What is needed: Below are some entries; can you quote all of them exactly?
** START **
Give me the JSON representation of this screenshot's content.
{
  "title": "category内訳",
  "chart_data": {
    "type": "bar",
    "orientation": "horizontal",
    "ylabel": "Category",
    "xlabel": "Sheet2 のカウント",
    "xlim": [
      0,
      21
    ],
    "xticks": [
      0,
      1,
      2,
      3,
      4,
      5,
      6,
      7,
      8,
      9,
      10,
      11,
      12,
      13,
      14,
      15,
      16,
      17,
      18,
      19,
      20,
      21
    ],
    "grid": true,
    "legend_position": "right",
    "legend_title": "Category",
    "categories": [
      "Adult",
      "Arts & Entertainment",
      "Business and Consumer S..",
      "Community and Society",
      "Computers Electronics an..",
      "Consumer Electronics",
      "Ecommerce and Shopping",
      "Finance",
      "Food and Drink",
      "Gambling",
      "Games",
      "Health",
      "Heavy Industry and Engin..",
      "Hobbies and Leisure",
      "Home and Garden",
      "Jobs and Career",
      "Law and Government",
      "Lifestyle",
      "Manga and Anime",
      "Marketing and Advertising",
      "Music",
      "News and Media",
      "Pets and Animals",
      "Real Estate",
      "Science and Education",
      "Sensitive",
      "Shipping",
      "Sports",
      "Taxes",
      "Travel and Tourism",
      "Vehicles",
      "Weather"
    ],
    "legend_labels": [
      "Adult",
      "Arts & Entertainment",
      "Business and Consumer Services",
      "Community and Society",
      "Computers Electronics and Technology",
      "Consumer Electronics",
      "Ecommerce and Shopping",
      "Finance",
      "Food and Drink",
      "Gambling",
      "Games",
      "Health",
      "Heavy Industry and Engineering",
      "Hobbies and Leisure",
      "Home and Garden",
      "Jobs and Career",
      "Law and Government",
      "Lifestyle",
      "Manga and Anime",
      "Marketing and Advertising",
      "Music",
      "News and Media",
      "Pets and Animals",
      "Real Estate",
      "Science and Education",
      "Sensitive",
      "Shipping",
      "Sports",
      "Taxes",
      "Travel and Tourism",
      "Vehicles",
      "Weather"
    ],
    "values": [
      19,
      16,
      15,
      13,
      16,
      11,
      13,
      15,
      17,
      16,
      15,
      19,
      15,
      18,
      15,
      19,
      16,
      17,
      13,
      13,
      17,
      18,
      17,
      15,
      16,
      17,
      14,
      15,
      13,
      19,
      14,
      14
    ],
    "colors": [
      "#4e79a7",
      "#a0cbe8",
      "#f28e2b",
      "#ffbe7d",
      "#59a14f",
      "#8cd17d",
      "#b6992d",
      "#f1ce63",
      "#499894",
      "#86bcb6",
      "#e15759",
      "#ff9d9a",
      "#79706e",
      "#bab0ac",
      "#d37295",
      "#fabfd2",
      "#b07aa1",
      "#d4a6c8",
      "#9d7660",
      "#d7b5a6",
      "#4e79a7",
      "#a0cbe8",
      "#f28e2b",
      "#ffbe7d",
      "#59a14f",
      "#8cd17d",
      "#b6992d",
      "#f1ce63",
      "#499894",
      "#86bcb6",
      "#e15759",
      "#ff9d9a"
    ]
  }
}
** END **
The reply:
Give me the JSON representation of this screenshot's content.
{
  "title": "category内訳",
  "chart_data": {
    "type": "bar",
    "orientation": "horizontal",
    "ylabel": "Category",
    "xlabel": "Sheet2 のカウント",
    "xlim": [
      0,
      21
    ],
    "xticks": [
      0,
      1,
      2,
      3,
      4,
      5,
      6,
      7,
      8,
      9,
      10,
      11,
      12,
      13,
      14,
      15,
      16,
      17,
      18,
      19,
      20,
      21
    ],
    "grid": true,
    "legend_position": "right",
    "legend_title": "Category",
    "categories": [
      "Adult",
      "Arts & Entertainment",
      "Business and Consumer S..",
      "Community and Society",
      "Computers Electronics an..",
      "Consumer Electronics",
      "Ecommerce and Shopping",
      "Finance",
      "Food and Drink",
      "Gambling",
      "Games",
      "Health",
      "Heavy Industry and Engin..",
      "Hobbies and Leisure",
      "Home and Garden",
      "Jobs and Career",
      "Law and Government",
      "Lifestyle",
      "Manga and Anime",
      "Marketing and Advertising",
      "Music",
      "News and Media",
      "Pets and Animals",
      "Real Estate",
      "Science and Education",
      "Sensitive",
      "Shipping",
      "Sports",
      "Taxes",
      "Travel and Tourism",
      "Vehicles",
      "Weather"
    ],
    "legend_labels": [
      "Adult",
      "Arts & Entertainment",
      "Business and Consumer Services",
      "Community and Society",
      "Computers Electronics and Technology",
      "Consumer Electronics",
      "Ecommerce and Shopping",
      "Finance",
      "Food and Drink",
      "Gambling",
      "Games",
      "Health",
      "Heavy Industry and Engineering",
      "Hobbies and Leisure",
      "Home and Garden",
      "Jobs and Career",
      "Law and Government",
      "Lifestyle",
      "Manga and Anime",
      "Marketing and Advertising",
      "Music",
      "News and Media",
      "Pets and Animals",
      "Real Estate",
      "Science and Education",
      "Sensitive",
      "Shipping",
      "Sports",
      "Taxes",
      "Travel and Tourism",
      "Vehicles",
      "Weather"
    ],
    "values": [
      19,
      16,
      15,
      13,
      16,
      11,
      13,
      15,
      17,
      16,
      15,
      19,
      15,
      18,
      15,
      19,
      16,
      17,
      13,
      13,
      17,
      18,
      17,
      15,
      16,
      17,
      14,
      15,
      13,
      19,
      14,
      14
    ],
    "colors": [
      "#4e79a7",
      "#a0cbe8",
      "#f28e2b",
      "#ffbe7d",
      "#59a14f",
      "#8cd17d",
      "#b6992d",
      "#f1ce63",
      "#499894",
      "#86bcb6",
      "#e15759",
      "#ff9d9a",
      "#79706e",
      "#bab0ac",
      "#d37295",
      "#fabfd2",
      "#b07aa1",
      "#d4a6c8",
      "#9d7660",
      "#d7b5a6",
      "#4e79a7",
      "#a0cbe8",
      "#f28e2b",
      "#ffbe7d",
      "#59a14f",
      "#8cd17d",
      "#b6992d",
      "#f1ce63",
      "#499894",
      "#86bcb6",
      "#e15759",
      "#ff9d9a"
    ]
  }
}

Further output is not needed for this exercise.